** start Stored records **

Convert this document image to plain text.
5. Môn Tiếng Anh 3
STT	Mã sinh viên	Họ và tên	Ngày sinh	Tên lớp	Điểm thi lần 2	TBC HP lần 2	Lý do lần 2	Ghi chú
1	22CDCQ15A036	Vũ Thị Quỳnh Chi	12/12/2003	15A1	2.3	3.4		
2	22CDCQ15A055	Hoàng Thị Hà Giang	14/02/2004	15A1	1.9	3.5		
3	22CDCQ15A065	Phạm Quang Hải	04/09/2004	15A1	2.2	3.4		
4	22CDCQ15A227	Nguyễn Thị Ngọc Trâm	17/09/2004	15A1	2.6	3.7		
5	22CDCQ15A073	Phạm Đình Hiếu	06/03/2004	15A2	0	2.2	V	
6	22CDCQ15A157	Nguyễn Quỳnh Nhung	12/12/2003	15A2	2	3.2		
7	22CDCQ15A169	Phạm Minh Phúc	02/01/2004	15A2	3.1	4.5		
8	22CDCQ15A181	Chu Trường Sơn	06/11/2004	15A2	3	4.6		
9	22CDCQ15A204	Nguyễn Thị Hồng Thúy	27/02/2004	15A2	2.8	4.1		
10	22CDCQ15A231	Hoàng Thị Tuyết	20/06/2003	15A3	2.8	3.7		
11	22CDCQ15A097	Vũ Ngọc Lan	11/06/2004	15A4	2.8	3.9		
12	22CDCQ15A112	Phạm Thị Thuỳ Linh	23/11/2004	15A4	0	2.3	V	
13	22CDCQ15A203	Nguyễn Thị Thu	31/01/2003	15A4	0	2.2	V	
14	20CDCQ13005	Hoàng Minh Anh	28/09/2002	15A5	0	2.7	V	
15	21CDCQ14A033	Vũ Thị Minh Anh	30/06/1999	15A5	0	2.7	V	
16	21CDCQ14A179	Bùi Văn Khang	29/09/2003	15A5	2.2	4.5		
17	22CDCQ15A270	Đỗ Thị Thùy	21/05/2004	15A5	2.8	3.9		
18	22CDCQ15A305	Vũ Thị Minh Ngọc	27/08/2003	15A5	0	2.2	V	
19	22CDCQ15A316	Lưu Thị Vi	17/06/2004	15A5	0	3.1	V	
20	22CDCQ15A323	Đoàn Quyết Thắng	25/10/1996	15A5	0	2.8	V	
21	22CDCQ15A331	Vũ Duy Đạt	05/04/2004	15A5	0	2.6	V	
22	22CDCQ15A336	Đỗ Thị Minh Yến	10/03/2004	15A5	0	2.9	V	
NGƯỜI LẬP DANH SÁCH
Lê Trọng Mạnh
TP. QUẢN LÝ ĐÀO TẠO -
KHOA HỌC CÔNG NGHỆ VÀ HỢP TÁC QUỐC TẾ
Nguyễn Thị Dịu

** end Stored records **

**What to produce**
Using the data above, say how many lines include "Hoàng". No other reply is needed.

**Solution to this problem**
3